WHAT YOU SHOULD DO:
Search the data for the word "content". Reproduce every line where it is found.

STORED DATA:
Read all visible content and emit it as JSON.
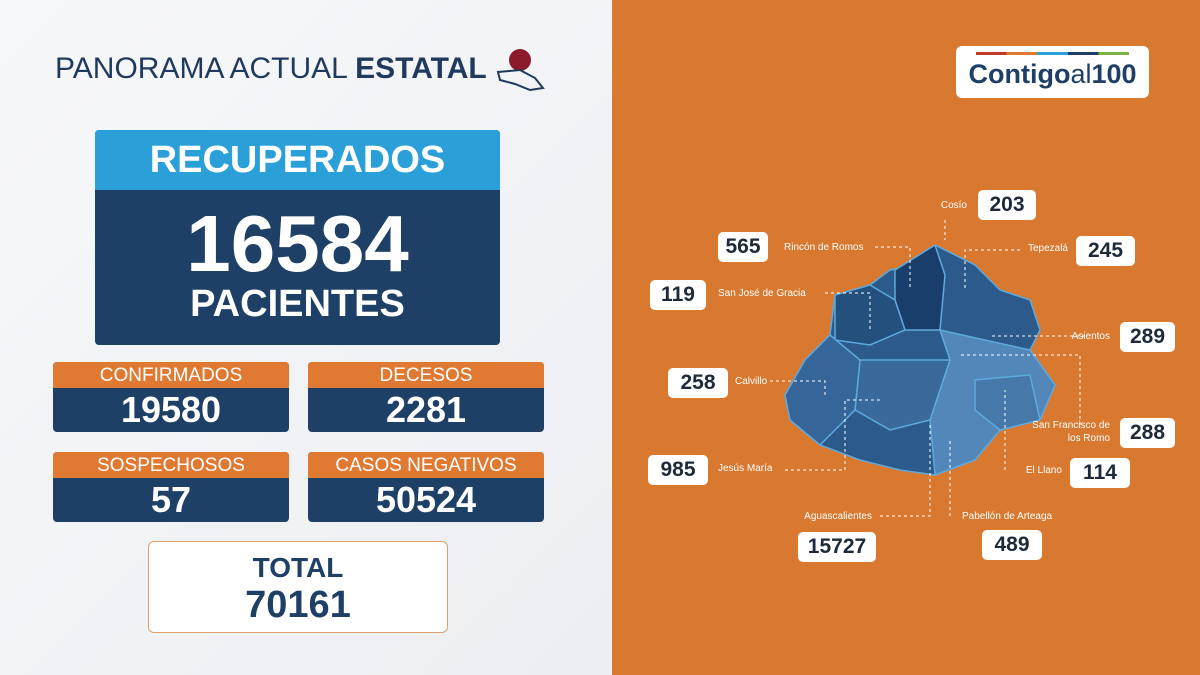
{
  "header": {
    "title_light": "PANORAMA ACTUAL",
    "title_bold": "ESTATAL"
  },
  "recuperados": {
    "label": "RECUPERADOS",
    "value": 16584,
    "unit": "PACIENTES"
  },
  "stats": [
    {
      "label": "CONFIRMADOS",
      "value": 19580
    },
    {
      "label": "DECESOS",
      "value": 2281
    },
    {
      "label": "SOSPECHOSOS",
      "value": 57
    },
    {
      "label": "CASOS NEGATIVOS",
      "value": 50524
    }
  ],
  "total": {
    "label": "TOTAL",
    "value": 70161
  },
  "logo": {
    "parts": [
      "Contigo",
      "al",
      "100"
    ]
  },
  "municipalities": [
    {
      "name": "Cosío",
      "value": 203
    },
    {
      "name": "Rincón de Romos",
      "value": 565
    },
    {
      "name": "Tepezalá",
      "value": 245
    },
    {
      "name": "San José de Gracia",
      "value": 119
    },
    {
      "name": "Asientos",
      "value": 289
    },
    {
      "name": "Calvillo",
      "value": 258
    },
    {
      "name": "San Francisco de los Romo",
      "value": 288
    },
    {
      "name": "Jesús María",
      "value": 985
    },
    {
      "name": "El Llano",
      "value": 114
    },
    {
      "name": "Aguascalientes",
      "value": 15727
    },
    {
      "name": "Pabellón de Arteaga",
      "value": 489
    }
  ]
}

--

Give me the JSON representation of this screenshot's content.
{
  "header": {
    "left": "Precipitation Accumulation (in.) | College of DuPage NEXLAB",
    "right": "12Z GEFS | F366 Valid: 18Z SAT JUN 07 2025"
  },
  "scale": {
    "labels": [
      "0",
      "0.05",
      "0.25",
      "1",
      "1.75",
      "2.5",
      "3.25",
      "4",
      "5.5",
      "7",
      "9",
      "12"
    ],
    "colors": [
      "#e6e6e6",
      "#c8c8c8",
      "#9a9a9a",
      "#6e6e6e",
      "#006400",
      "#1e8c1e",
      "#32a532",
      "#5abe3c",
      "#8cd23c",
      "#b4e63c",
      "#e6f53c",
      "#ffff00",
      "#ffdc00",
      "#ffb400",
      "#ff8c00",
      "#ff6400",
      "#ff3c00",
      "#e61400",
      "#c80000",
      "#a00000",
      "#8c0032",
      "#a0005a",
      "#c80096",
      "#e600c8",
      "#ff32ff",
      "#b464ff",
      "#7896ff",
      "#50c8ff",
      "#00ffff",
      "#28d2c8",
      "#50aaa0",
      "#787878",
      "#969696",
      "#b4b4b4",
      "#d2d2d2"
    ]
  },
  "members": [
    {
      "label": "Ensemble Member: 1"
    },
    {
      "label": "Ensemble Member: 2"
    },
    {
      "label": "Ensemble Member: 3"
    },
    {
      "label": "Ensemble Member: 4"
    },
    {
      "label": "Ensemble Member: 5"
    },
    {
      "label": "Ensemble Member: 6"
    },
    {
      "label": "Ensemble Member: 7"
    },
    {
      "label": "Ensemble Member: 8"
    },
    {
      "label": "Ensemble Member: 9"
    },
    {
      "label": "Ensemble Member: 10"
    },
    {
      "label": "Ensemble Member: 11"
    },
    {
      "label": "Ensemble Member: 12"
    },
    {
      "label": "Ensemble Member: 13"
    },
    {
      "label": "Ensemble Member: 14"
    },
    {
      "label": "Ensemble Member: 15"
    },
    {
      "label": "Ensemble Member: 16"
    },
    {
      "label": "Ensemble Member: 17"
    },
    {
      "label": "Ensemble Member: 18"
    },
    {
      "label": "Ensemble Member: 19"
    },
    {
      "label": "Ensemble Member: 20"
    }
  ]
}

WRITTEN RESPONSE:
Read all visible content and emit it as JSON.
Give me the JSON representation of this screenshot's content.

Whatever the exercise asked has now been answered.